* Task instructions: Track down every line below that holds "Hollow" and copy it.

(Collection entries)
## START
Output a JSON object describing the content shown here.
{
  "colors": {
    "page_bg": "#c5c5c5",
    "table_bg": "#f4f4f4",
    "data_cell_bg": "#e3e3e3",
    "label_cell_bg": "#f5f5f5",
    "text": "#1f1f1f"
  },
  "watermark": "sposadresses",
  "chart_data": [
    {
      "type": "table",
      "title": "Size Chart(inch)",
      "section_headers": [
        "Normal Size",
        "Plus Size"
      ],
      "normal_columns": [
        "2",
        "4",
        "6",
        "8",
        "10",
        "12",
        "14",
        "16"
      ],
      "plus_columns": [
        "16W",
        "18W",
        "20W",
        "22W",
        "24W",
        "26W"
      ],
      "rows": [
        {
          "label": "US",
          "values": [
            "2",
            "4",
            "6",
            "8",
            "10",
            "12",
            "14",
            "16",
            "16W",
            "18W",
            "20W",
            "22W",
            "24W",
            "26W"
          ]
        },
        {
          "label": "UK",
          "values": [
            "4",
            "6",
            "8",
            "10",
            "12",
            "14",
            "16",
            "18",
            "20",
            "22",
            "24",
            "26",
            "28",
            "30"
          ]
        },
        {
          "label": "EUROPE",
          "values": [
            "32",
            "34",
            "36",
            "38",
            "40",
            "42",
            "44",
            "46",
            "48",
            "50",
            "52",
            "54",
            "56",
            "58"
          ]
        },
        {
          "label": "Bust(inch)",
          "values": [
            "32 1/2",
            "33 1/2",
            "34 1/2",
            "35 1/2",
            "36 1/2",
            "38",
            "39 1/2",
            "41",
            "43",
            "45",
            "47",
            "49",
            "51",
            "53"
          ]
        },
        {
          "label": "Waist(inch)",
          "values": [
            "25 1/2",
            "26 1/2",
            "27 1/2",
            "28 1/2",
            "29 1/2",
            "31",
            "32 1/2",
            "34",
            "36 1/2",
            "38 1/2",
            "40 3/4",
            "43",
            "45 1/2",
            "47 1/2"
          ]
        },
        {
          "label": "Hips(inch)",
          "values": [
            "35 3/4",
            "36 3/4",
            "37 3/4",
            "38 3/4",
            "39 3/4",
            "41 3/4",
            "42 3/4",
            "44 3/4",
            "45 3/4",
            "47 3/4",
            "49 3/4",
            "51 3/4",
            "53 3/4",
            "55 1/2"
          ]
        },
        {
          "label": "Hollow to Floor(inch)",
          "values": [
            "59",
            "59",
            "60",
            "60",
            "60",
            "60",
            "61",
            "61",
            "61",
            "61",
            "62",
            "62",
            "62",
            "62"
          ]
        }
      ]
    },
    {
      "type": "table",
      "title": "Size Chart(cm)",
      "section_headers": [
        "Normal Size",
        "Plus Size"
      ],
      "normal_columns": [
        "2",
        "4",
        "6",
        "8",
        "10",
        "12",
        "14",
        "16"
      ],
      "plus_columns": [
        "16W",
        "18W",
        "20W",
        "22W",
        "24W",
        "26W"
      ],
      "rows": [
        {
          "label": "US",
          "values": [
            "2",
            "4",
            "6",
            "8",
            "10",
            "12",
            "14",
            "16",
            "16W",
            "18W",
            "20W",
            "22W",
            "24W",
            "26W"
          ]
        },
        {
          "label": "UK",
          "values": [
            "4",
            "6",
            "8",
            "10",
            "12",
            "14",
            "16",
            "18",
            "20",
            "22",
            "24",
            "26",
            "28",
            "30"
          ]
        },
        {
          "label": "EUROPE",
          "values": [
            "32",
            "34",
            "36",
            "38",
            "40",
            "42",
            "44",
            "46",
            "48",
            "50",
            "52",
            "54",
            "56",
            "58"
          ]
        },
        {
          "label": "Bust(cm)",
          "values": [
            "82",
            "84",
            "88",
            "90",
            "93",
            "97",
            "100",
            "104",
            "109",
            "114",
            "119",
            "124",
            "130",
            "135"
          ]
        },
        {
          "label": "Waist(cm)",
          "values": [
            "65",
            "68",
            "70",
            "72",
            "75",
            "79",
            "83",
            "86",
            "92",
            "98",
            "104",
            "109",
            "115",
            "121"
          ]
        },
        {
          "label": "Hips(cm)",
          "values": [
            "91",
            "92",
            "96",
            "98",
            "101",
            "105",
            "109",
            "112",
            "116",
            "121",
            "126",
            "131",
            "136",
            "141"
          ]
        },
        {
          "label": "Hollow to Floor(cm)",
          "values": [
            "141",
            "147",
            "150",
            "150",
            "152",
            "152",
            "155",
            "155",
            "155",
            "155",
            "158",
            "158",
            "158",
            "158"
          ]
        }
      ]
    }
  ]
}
## END
* Exercise output:
          "label": "Hollow to Floor(inch)",
          "label": "Hollow to Floor(cm)",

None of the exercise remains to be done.